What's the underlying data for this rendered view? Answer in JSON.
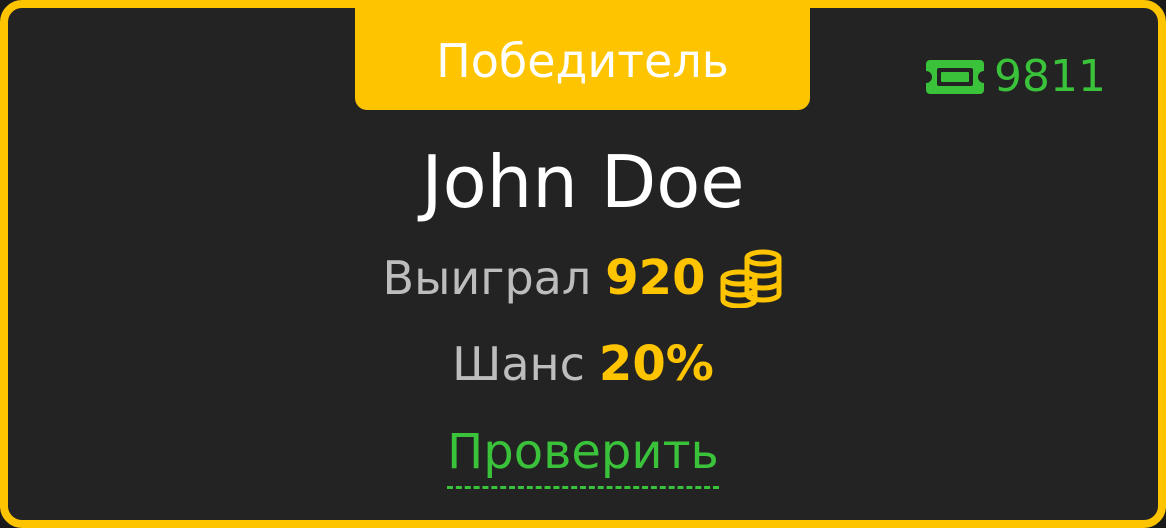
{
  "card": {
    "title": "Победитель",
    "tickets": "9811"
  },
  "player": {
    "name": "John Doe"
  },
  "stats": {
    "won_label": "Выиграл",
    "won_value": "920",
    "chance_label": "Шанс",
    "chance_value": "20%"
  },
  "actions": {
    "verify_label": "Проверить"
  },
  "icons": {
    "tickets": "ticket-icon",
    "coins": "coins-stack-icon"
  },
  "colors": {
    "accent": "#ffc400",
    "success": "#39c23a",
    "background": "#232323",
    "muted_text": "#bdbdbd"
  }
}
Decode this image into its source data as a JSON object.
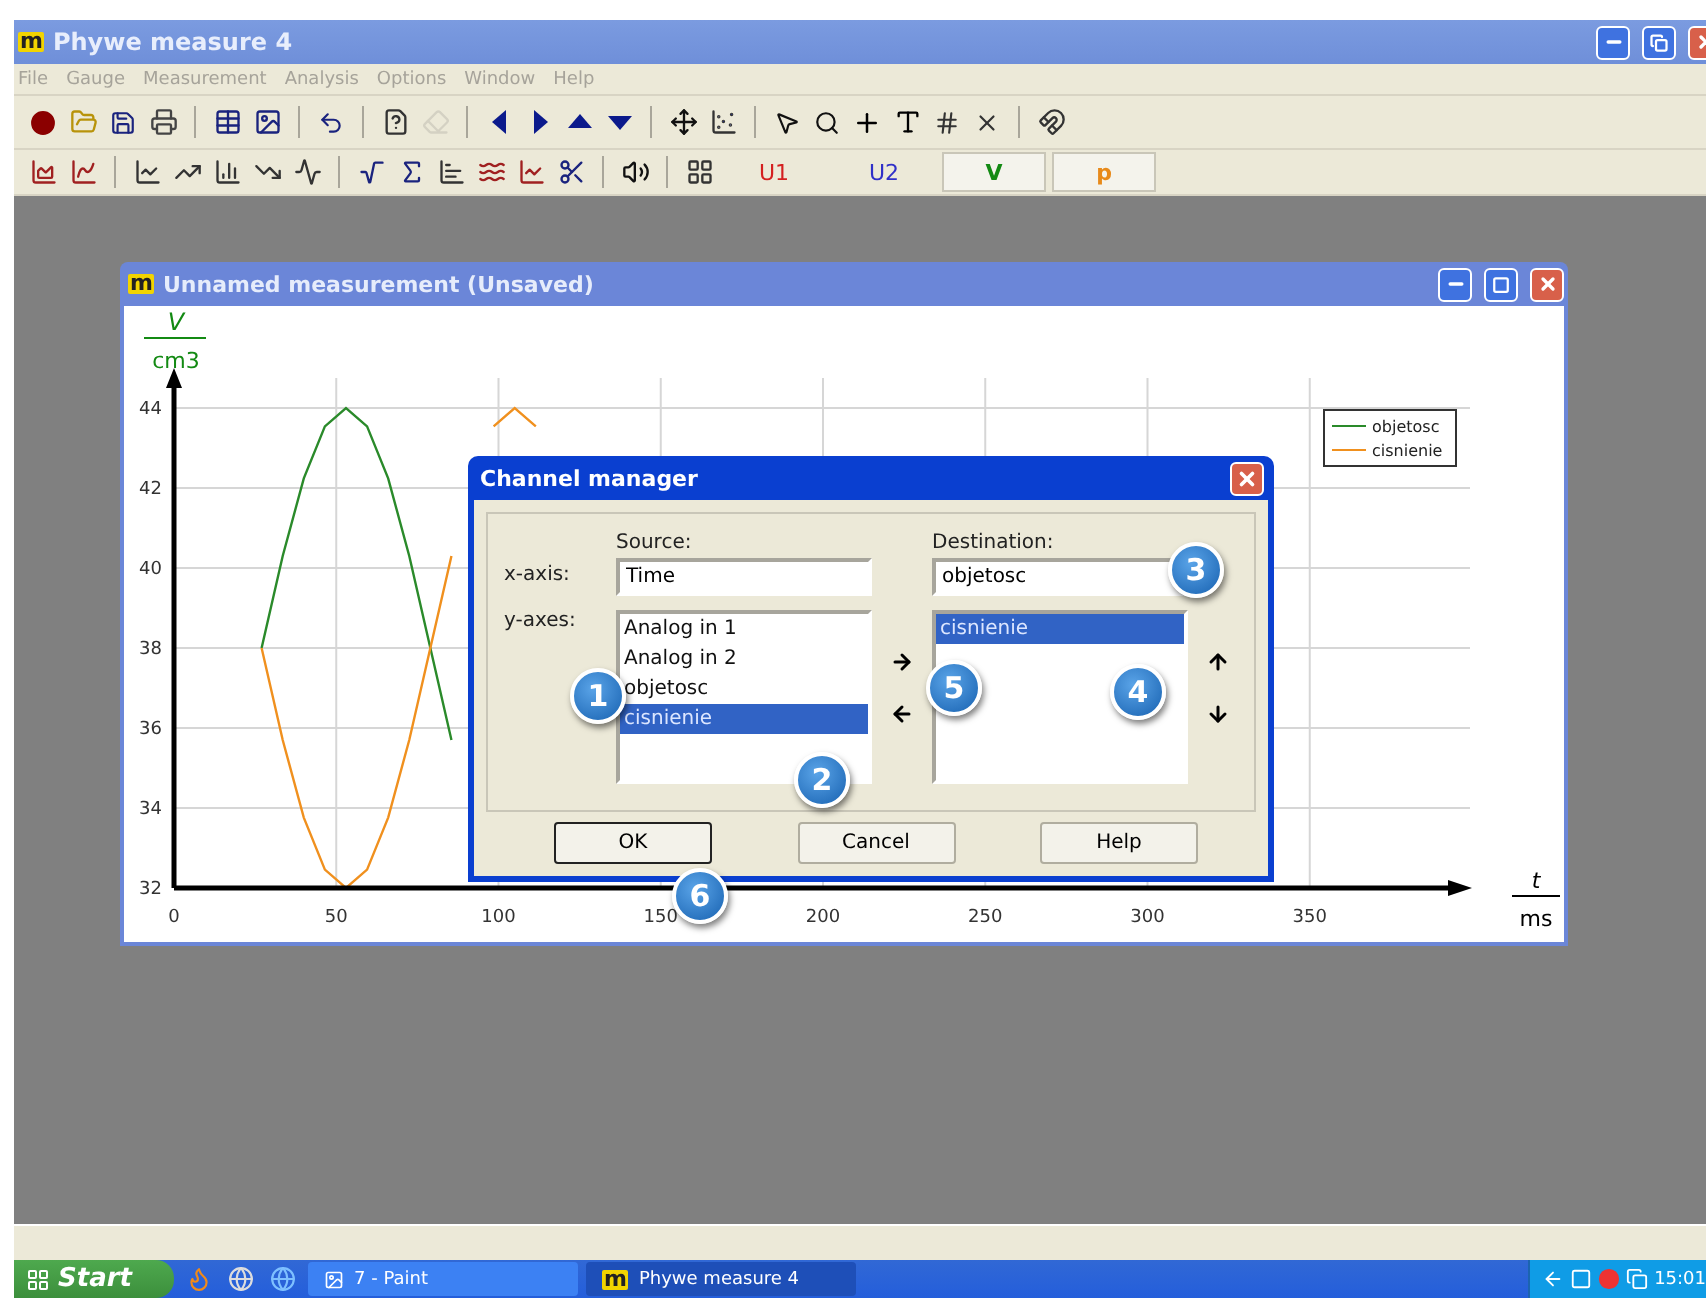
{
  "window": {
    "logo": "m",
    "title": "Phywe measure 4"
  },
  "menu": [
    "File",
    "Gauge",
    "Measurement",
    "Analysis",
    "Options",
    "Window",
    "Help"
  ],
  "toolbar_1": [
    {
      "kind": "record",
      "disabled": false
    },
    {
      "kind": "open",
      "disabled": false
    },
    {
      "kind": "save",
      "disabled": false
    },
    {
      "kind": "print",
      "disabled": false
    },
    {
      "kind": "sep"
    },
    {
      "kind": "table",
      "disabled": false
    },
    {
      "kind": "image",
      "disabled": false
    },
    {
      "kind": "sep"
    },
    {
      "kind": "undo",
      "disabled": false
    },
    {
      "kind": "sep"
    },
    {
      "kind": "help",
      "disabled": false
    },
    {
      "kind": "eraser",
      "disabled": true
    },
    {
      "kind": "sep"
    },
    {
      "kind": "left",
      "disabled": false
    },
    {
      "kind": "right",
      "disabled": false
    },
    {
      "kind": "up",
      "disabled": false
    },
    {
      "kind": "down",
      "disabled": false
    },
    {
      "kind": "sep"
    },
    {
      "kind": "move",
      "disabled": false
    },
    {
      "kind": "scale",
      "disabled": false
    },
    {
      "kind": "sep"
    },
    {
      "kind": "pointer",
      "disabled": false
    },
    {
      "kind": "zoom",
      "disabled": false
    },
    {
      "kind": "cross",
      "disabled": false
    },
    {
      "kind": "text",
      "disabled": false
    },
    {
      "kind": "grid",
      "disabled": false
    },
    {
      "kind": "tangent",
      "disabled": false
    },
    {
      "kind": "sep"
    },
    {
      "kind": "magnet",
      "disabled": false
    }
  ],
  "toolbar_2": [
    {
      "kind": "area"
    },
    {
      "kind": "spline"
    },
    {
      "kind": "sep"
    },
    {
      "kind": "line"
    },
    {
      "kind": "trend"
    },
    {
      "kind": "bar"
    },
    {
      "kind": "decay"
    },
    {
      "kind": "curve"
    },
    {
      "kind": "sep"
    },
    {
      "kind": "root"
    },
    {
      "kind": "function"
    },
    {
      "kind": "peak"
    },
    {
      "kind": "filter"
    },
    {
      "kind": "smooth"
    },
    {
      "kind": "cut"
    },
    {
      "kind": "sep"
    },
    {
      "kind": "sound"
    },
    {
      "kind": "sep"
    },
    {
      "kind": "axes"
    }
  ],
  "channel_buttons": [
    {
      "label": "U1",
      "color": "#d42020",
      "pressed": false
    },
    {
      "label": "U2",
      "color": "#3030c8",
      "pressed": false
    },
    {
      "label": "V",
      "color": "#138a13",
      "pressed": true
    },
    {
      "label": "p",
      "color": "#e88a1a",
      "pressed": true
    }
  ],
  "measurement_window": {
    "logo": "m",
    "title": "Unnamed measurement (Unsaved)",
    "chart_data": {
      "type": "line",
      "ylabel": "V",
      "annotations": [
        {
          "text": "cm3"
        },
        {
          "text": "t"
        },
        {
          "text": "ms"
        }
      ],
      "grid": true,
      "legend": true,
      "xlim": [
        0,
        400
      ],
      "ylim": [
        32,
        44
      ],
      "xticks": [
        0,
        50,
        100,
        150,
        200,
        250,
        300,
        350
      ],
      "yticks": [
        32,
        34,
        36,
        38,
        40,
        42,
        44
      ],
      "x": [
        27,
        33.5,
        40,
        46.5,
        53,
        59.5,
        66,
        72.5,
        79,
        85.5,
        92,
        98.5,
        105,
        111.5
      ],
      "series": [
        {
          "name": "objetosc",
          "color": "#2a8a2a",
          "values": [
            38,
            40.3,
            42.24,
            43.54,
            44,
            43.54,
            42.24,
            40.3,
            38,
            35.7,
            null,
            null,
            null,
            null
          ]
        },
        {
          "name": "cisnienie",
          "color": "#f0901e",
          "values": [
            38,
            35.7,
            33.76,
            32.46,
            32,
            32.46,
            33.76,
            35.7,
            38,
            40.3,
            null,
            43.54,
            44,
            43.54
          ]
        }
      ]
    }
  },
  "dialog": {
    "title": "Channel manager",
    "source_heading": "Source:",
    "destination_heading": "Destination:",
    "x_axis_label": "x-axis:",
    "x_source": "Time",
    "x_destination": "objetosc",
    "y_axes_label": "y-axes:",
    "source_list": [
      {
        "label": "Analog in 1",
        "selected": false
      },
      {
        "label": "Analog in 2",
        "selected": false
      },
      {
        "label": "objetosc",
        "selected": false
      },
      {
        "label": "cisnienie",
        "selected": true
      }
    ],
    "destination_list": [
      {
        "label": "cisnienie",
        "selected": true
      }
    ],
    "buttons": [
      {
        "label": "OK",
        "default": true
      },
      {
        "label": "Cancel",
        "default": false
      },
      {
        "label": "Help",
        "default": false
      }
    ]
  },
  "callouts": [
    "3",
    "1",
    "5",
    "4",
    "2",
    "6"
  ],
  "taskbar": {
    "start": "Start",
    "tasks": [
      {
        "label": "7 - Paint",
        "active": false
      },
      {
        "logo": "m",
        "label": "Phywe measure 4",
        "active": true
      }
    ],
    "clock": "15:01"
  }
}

★ ★ ★

== TASK TO CARRY OUT ==
Can the entries above be repeated exactly, without their pictures?

== RESULT ==
What's the underlying data for this rendered view? Answer in JSON.
{
  "card": {
    "title": "Победитель",
    "tickets": "9811"
  },
  "player": {
    "name": "John Doe"
  },
  "stats": {
    "won_label": "Выиграл",
    "won_value": "920",
    "chance_label": "Шанс",
    "chance_value": "20%"
  },
  "actions": {
    "verify_label": "Проверить"
  },
  "icons": {
    "tickets": "ticket-icon",
    "coins": "coins-stack-icon"
  },
  "colors": {
    "accent": "#ffc400",
    "success": "#39c23a",
    "background": "#232323",
    "muted_text": "#bdbdbd"
  }
}
Decode this image into its source data as a JSON object.
{
  "window": {
    "logo": "m",
    "title": "Phywe measure 4"
  },
  "menu": [
    "File",
    "Gauge",
    "Measurement",
    "Analysis",
    "Options",
    "Window",
    "Help"
  ],
  "toolbar_1": [
    {
      "kind": "record",
      "disabled": false
    },
    {
      "kind": "open",
      "disabled": false
    },
    {
      "kind": "save",
      "disabled": false
    },
    {
      "kind": "print",
      "disabled": false
    },
    {
      "kind": "sep"
    },
    {
      "kind": "table",
      "disabled": false
    },
    {
      "kind": "image",
      "disabled": false
    },
    {
      "kind": "sep"
    },
    {
      "kind": "undo",
      "disabled": false
    },
    {
      "kind": "sep"
    },
    {
      "kind": "help",
      "disabled": false
    },
    {
      "kind": "eraser",
      "disabled": true
    },
    {
      "kind": "sep"
    },
    {
      "kind": "left",
      "disabled": false
    },
    {
      "kind": "right",
      "disabled": false
    },
    {
      "kind": "up",
      "disabled": false
    },
    {
      "kind": "down",
      "disabled": false
    },
    {
      "kind": "sep"
    },
    {
      "kind": "move",
      "disabled": false
    },
    {
      "kind": "scale",
      "disabled": false
    },
    {
      "kind": "sep"
    },
    {
      "kind": "pointer",
      "disabled": false
    },
    {
      "kind": "zoom",
      "disabled": false
    },
    {
      "kind": "cross",
      "disabled": false
    },
    {
      "kind": "text",
      "disabled": false
    },
    {
      "kind": "grid",
      "disabled": false
    },
    {
      "kind": "tangent",
      "disabled": false
    },
    {
      "kind": "sep"
    },
    {
      "kind": "magnet",
      "disabled": false
    }
  ],
  "toolbar_2": [
    {
      "kind": "area"
    },
    {
      "kind": "spline"
    },
    {
      "kind": "sep"
    },
    {
      "kind": "line"
    },
    {
      "kind": "trend"
    },
    {
      "kind": "bar"
    },
    {
      "kind": "decay"
    },
    {
      "kind": "curve"
    },
    {
      "kind": "sep"
    },
    {
      "kind": "root"
    },
    {
      "kind": "function"
    },
    {
      "kind": "peak"
    },
    {
      "kind": "filter"
    },
    {
      "kind": "smooth"
    },
    {
      "kind": "cut"
    },
    {
      "kind": "sep"
    },
    {
      "kind": "sound"
    },
    {
      "kind": "sep"
    },
    {
      "kind": "axes"
    }
  ],
  "channel_buttons": [
    {
      "label": "U1",
      "color": "#d42020",
      "pressed": false
    },
    {
      "label": "U2",
      "color": "#3030c8",
      "pressed": false
    },
    {
      "label": "V",
      "color": "#138a13",
      "pressed": true
    },
    {
      "label": "p",
      "color": "#e88a1a",
      "pressed": true
    }
  ],
  "measurement_window": {
    "logo": "m",
    "title": "Unnamed measurement (Unsaved)",
    "chart_data": {
      "type": "line",
      "ylabel": "V",
      "annotations": [
        {
          "text": "cm3"
        },
        {
          "text": "t"
        },
        {
          "text": "ms"
        }
      ],
      "grid": true,
      "legend": true,
      "xlim": [
        0,
        400
      ],
      "ylim": [
        32,
        44
      ],
      "xticks": [
        0,
        50,
        100,
        150,
        200,
        250,
        300,
        350
      ],
      "yticks": [
        32,
        34,
        36,
        38,
        40,
        42,
        44
      ],
      "x": [
        27,
        33.5,
        40,
        46.5,
        53,
        59.5,
        66,
        72.5,
        79,
        85.5,
        92,
        98.5,
        105,
        111.5
      ],
      "series": [
        {
          "name": "objetosc",
          "color": "#2a8a2a",
          "values": [
            38,
            40.3,
            42.24,
            43.54,
            44,
            43.54,
            42.24,
            40.3,
            38,
            35.7,
            null,
            null,
            null,
            null
          ]
        },
        {
          "name": "cisnienie",
          "color": "#f0901e",
          "values": [
            38,
            35.7,
            33.76,
            32.46,
            32,
            32.46,
            33.76,
            35.7,
            38,
            40.3,
            null,
            43.54,
            44,
            43.54
          ]
        }
      ]
    }
  },
  "dialog": {
    "title": "Channel manager",
    "source_heading": "Source:",
    "destination_heading": "Destination:",
    "x_axis_label": "x-axis:",
    "x_source": "Time",
    "x_destination": "objetosc",
    "y_axes_label": "y-axes:",
    "source_list": [
      {
        "label": "Analog in 1",
        "selected": false
      },
      {
        "label": "Analog in 2",
        "selected": false
      },
      {
        "label": "objetosc",
        "selected": false
      },
      {
        "label": "cisnienie",
        "selected": true
      }
    ],
    "destination_list": [
      {
        "label": "cisnienie",
        "selected": true
      }
    ],
    "buttons": [
      {
        "label": "OK",
        "default": true
      },
      {
        "label": "Cancel",
        "default": false
      },
      {
        "label": "Help",
        "default": false
      }
    ]
  },
  "callouts": [
    "3",
    "1",
    "5",
    "4",
    "2",
    "6"
  ],
  "taskbar": {
    "start": "Start",
    "tasks": [
      {
        "label": "7 - Paint",
        "active": false
      },
      {
        "logo": "m",
        "label": "Phywe measure 4",
        "active": true
      }
    ],
    "clock": "15:01"
  }
}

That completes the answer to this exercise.